__What the task requires__.
Below are some records. Count the lines with "icon" in them and give nothing but the total.

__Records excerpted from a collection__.
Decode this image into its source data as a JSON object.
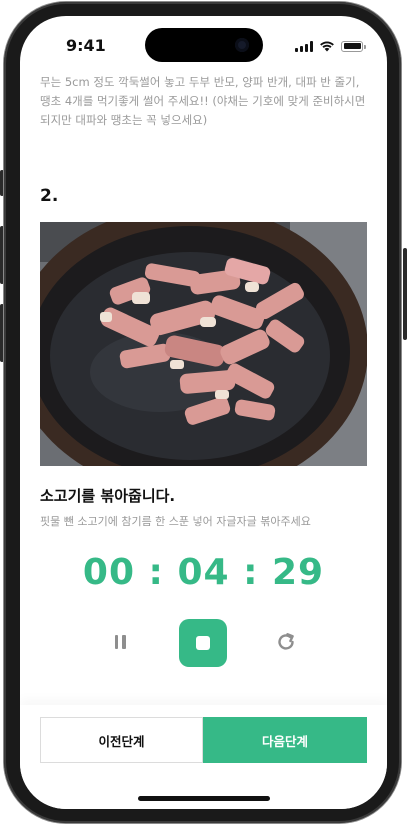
{
  "status_bar": {
    "time": "9:41"
  },
  "previous_step": {
    "text": "무는 5cm 정도 깍둑썰어 놓고 두부 반모, 양파 반개, 대파 반 줄기, 땡초 4개를 먹기좋게 썰어 주세요!! (야채는 기호에 맞게 준비하시면 되지만 대파와 땡초는 꼭 넣으세요)"
  },
  "step": {
    "number": "2.",
    "title": "소고기를 볶아줍니다.",
    "description": "핏물 뺀 소고기에 참기름 한 스푼 넣어 자글자글 볶아주세요"
  },
  "timer": {
    "display": "00 : 04 : 29"
  },
  "controls": {
    "pause_icon": "pause-icon",
    "stop_icon": "stop-icon",
    "restart_icon": "restart-icon"
  },
  "footer": {
    "prev_label": "이전단계",
    "next_label": "다음단계"
  },
  "colors": {
    "accent": "#36b987",
    "muted_text": "#9a9a9a",
    "text": "#111111"
  }
}
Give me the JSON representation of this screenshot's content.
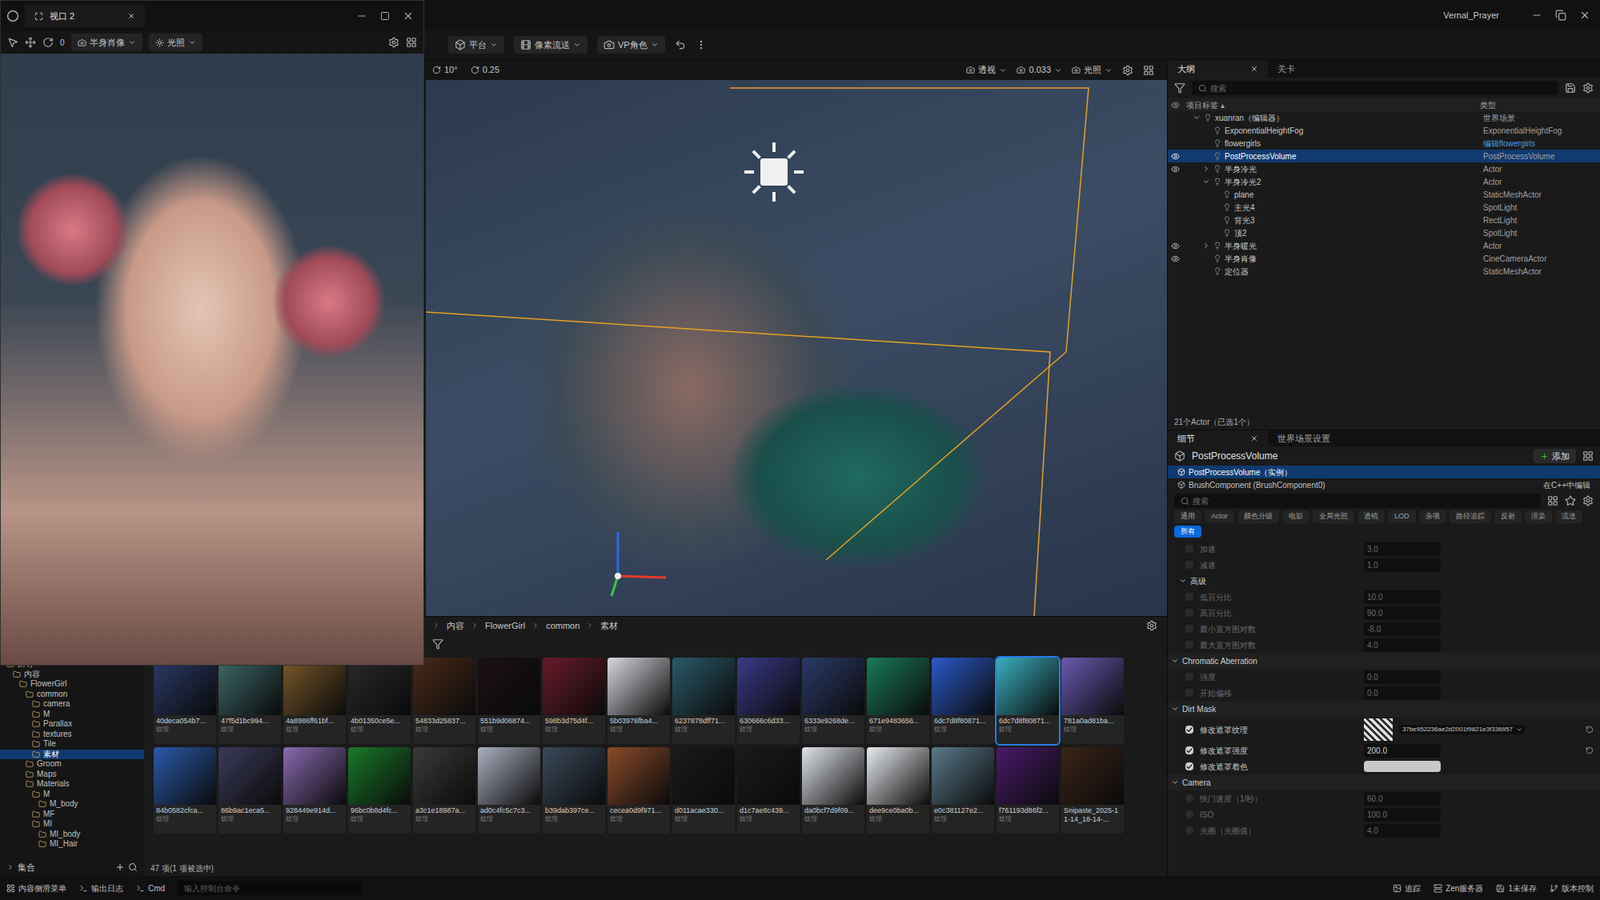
{
  "window": {
    "title": "Vernal_Prayer"
  },
  "floating_viewport": {
    "title": "视口 2",
    "toolbar": [
      "0",
      "半身肖像",
      "光照"
    ]
  },
  "main_toolbar": [
    "平台",
    "像素流送",
    "VP角色"
  ],
  "viewport_toolbar": {
    "left": [
      "10°",
      "0.25"
    ],
    "right": [
      "透视",
      "0.033",
      "光照"
    ]
  },
  "outliner": {
    "tabs": [
      {
        "label": "大纲",
        "selected": true
      },
      {
        "label": "关卡",
        "selected": false
      }
    ],
    "search": {
      "placeholder": "搜索"
    },
    "columns": [
      "项目标签 ▴",
      "类型"
    ],
    "rows": [
      {
        "name": "xuanran（编辑器）",
        "type": "世界场景",
        "indent": 1,
        "expander": "open",
        "visible": false,
        "selected": false,
        "link": false
      },
      {
        "name": "ExponentialHeightFog",
        "type": "ExponentialHeightFog",
        "indent": 2,
        "expander": "none",
        "visible": false,
        "selected": false,
        "link": false
      },
      {
        "name": "flowergirls",
        "type": "编辑flowergirls",
        "indent": 2,
        "expander": "none",
        "visible": false,
        "selected": false,
        "link": true
      },
      {
        "name": "PostProcessVolume",
        "type": "PostProcessVolume",
        "indent": 2,
        "expander": "none",
        "visible": true,
        "selected": true,
        "link": false
      },
      {
        "name": "半身冷光",
        "type": "Actor",
        "indent": 2,
        "expander": "closed",
        "visible": true,
        "selected": false,
        "link": false
      },
      {
        "name": "半身冷光2",
        "type": "Actor",
        "indent": 2,
        "expander": "open",
        "visible": false,
        "selected": false,
        "link": false
      },
      {
        "name": "plane",
        "type": "StaticMeshActor",
        "indent": 3,
        "expander": "none",
        "visible": false,
        "selected": false,
        "link": false
      },
      {
        "name": "主光4",
        "type": "SpotLight",
        "indent": 3,
        "expander": "none",
        "visible": false,
        "selected": false,
        "link": false
      },
      {
        "name": "背光3",
        "type": "RectLight",
        "indent": 3,
        "expander": "none",
        "visible": false,
        "selected": false,
        "link": false
      },
      {
        "name": "顶2",
        "type": "SpotLight",
        "indent": 3,
        "expander": "none",
        "visible": false,
        "selected": false,
        "link": false
      },
      {
        "name": "半身暖光",
        "type": "Actor",
        "indent": 2,
        "expander": "closed",
        "visible": true,
        "selected": false,
        "link": false
      },
      {
        "name": "半身肖像",
        "type": "CineCameraActor",
        "indent": 2,
        "expander": "none",
        "visible": true,
        "selected": false,
        "link": false
      },
      {
        "name": "定位器",
        "type": "StaticMeshActor",
        "indent": 2,
        "expander": "none",
        "visible": false,
        "selected": false,
        "link": false
      }
    ],
    "count": "21个Actor（已选1个）"
  },
  "details": {
    "tabs": [
      {
        "label": "细节",
        "selected": true
      },
      {
        "label": "世界场景设置",
        "selected": false
      }
    ],
    "title": "PostProcessVolume",
    "add_button": "添加",
    "components": [
      {
        "label": "PostProcessVolume（实例）",
        "note": "",
        "selected": true
      },
      {
        "label": "BrushComponent (BrushComponent0)",
        "note": "在C++中编辑",
        "selected": false
      }
    ],
    "search": {
      "placeholder": "搜索"
    },
    "filters": [
      {
        "label": "通用",
        "selected": false
      },
      {
        "label": "Actor",
        "selected": false
      },
      {
        "label": "颜色分级",
        "selected": false
      },
      {
        "label": "电影",
        "selected": false
      },
      {
        "label": "全局光照",
        "selected": false
      },
      {
        "label": "透镜",
        "selected": false
      },
      {
        "label": "LOD",
        "selected": false
      },
      {
        "label": "杂项",
        "selected": false
      },
      {
        "label": "路径追踪",
        "selected": false
      },
      {
        "label": "反射",
        "selected": false
      },
      {
        "label": "渲染",
        "selected": false
      },
      {
        "label": "流送",
        "selected": false
      },
      {
        "label": "所有",
        "selected": true
      }
    ],
    "props": [
      {
        "kind": "row",
        "label": "加速",
        "value": "3.0",
        "checked": false,
        "modified": false
      },
      {
        "kind": "row",
        "label": "减速",
        "value": "1.0",
        "checked": false,
        "modified": false
      },
      {
        "kind": "subsection",
        "label": "高级",
        "value": "",
        "checked": false,
        "modified": false
      },
      {
        "kind": "row",
        "label": "低百分比",
        "value": "10.0",
        "checked": false,
        "modified": false
      },
      {
        "kind": "row",
        "label": "高百分比",
        "value": "90.0",
        "checked": false,
        "modified": false
      },
      {
        "kind": "row",
        "label": "最小直方图对数",
        "value": "-8.0",
        "checked": false,
        "modified": false
      },
      {
        "kind": "row",
        "label": "最大直方图对数",
        "value": "4.0",
        "checked": false,
        "modified": false
      },
      {
        "kind": "section",
        "label": "Chromatic Aberration",
        "value": "",
        "checked": false,
        "modified": false
      },
      {
        "kind": "row",
        "label": "强度",
        "value": "0.0",
        "checked": false,
        "modified": false
      },
      {
        "kind": "row",
        "label": "开始偏移",
        "value": "0.0",
        "checked": false,
        "modified": false
      },
      {
        "kind": "section",
        "label": "Dirt Mask",
        "value": "",
        "checked": false,
        "modified": false
      },
      {
        "kind": "texture",
        "label": "修改遮罩纹理",
        "value": "37be952236ae2d2001f9821e3f336957",
        "checked": true,
        "modified": true
      },
      {
        "kind": "row",
        "label": "修改遮罩强度",
        "value": "200.0",
        "checked": true,
        "modified": true
      },
      {
        "kind": "color",
        "label": "修改遮罩着色",
        "value": "",
        "checked": true,
        "modified": false
      },
      {
        "kind": "section",
        "label": "Camera",
        "value": "",
        "checked": false,
        "modified": false
      },
      {
        "kind": "row",
        "label": "快门速度（1/秒）",
        "value": "60.0",
        "checked": false,
        "modified": false
      },
      {
        "kind": "row",
        "label": "ISO",
        "value": "100.0",
        "checked": false,
        "modified": false
      },
      {
        "kind": "row",
        "label": "光圈（光圈值）",
        "value": "4.0",
        "checked": false,
        "modified": false
      }
    ]
  },
  "content_browser": {
    "breadcrumb": [
      "内容",
      "FlowerGirl",
      "common",
      "素材"
    ],
    "tree": [
      {
        "label": "所有",
        "indent": 0,
        "selected": false
      },
      {
        "label": "内容",
        "indent": 1,
        "selected": false
      },
      {
        "label": "FlowerGirl",
        "indent": 2,
        "selected": false
      },
      {
        "label": "common",
        "indent": 3,
        "selected": false
      },
      {
        "label": "camera",
        "indent": 4,
        "selected": false
      },
      {
        "label": "M",
        "indent": 4,
        "selected": false
      },
      {
        "label": "Parallax",
        "indent": 4,
        "selected": false
      },
      {
        "label": "textures",
        "indent": 4,
        "selected": false
      },
      {
        "label": "Tile",
        "indent": 4,
        "selected": false
      },
      {
        "label": "素材",
        "indent": 4,
        "selected": true
      },
      {
        "label": "Groom",
        "indent": 3,
        "selected": false
      },
      {
        "label": "Maps",
        "indent": 3,
        "selected": false
      },
      {
        "label": "Materials",
        "indent": 3,
        "selected": false
      },
      {
        "label": "M",
        "indent": 4,
        "selected": false
      },
      {
        "label": "M_body",
        "indent": 5,
        "selected": false
      },
      {
        "label": "MF",
        "indent": 4,
        "selected": false
      },
      {
        "label": "MI",
        "indent": 4,
        "selected": false
      },
      {
        "label": "MI_body",
        "indent": 5,
        "selected": false
      },
      {
        "label": "MI_Hair",
        "indent": 5,
        "selected": false
      }
    ],
    "collections": "集合",
    "assets": [
      {
        "name": "40deca054b7...",
        "type": "纹理",
        "color": "#2a3a6a",
        "selected": false
      },
      {
        "name": "47f5d1bc994...",
        "type": "纹理",
        "color": "#3f6a6a",
        "selected": false
      },
      {
        "name": "4a8986ff61bf...",
        "type": "纹理",
        "color": "#7a5a2a",
        "selected": false
      },
      {
        "name": "4b01350ce5e...",
        "type": "纹理",
        "color": "#2a2a2a",
        "selected": false
      },
      {
        "name": "54833d25837...",
        "type": "纹理",
        "color": "#4a2a1a",
        "selected": false
      },
      {
        "name": "551b9d06874...",
        "type": "纹理",
        "color": "#1a1016",
        "selected": false
      },
      {
        "name": "598b3d75d4f...",
        "type": "纹理",
        "color": "#6a1a2a",
        "selected": false
      },
      {
        "name": "5b03976fba4...",
        "type": "纹理",
        "color": "#d8d8e0",
        "selected": false
      },
      {
        "name": "6237878dff71...",
        "type": "纹理",
        "color": "#2a5a6a",
        "selected": false
      },
      {
        "name": "630666c6d33...",
        "type": "纹理",
        "color": "#3a3a8a",
        "selected": false
      },
      {
        "name": "6333e9268de...",
        "type": "纹理",
        "color": "#2a3a6a",
        "selected": false
      },
      {
        "name": "671e9483656...",
        "type": "纹理",
        "color": "#1a7a5a",
        "selected": false
      },
      {
        "name": "6dc7d8f80871...",
        "type": "纹理",
        "color": "#2a5aca",
        "selected": false
      },
      {
        "name": "6dc7d8f80871...",
        "type": "纹理",
        "color": "#3ab0c0",
        "selected": true
      },
      {
        "name": "781a0ad81ba...",
        "type": "纹理",
        "color": "#6a5ab0",
        "selected": false
      },
      {
        "name": "84b0582cfca...",
        "type": "纹理",
        "color": "#2a5aaa",
        "selected": false
      },
      {
        "name": "86b9ac1eca5...",
        "type": "纹理",
        "color": "#3a3a5a",
        "selected": false
      },
      {
        "name": "928449e914d...",
        "type": "纹理",
        "color": "#8a6ab0",
        "selected": false
      },
      {
        "name": "96bc0b8d4fc...",
        "type": "纹理",
        "color": "#1a7a2a",
        "selected": false
      },
      {
        "name": "a3c1e18987a...",
        "type": "纹理",
        "color": "#3a3a3a",
        "selected": false
      },
      {
        "name": "ad0c4fc5c7c3...",
        "type": "纹理",
        "color": "#aab0c0",
        "selected": false
      },
      {
        "name": "b39dab397ce...",
        "type": "纹理",
        "color": "#3a4a5a",
        "selected": false
      },
      {
        "name": "cecea0d9f971...",
        "type": "纹理",
        "color": "#8a4a2a",
        "selected": false
      },
      {
        "name": "d011acae330...",
        "type": "纹理",
        "color": "#1a1a1a",
        "selected": false
      },
      {
        "name": "d1c7ae8c439...",
        "type": "纹理",
        "color": "#1a1a1a",
        "selected": false
      },
      {
        "name": "da0bcf7d9f09...",
        "type": "纹理",
        "color": "#e0e4ea",
        "selected": false
      },
      {
        "name": "dee9ce0ba0b...",
        "type": "纹理",
        "color": "#e8ecf0",
        "selected": false
      },
      {
        "name": "e0c381127e2...",
        "type": "纹理",
        "color": "#5a7a8a",
        "selected": false
      },
      {
        "name": "f761193d86f2...",
        "type": "纹理",
        "color": "#4a1a6a",
        "selected": false
      },
      {
        "name": "Snipaste_2025-11-14_18-14-...",
        "type": "",
        "color": "#3a2418",
        "selected": false
      }
    ],
    "count": "47 项(1 项被选中)"
  },
  "status_bar": {
    "left": [
      "内容侧滑菜单",
      "输出日志",
      "Cmd"
    ],
    "console_placeholder": "输入控制台命令",
    "right": [
      "追踪",
      "Zen服务器",
      "1未保存",
      "版本控制"
    ]
  }
}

__Full solution__.
3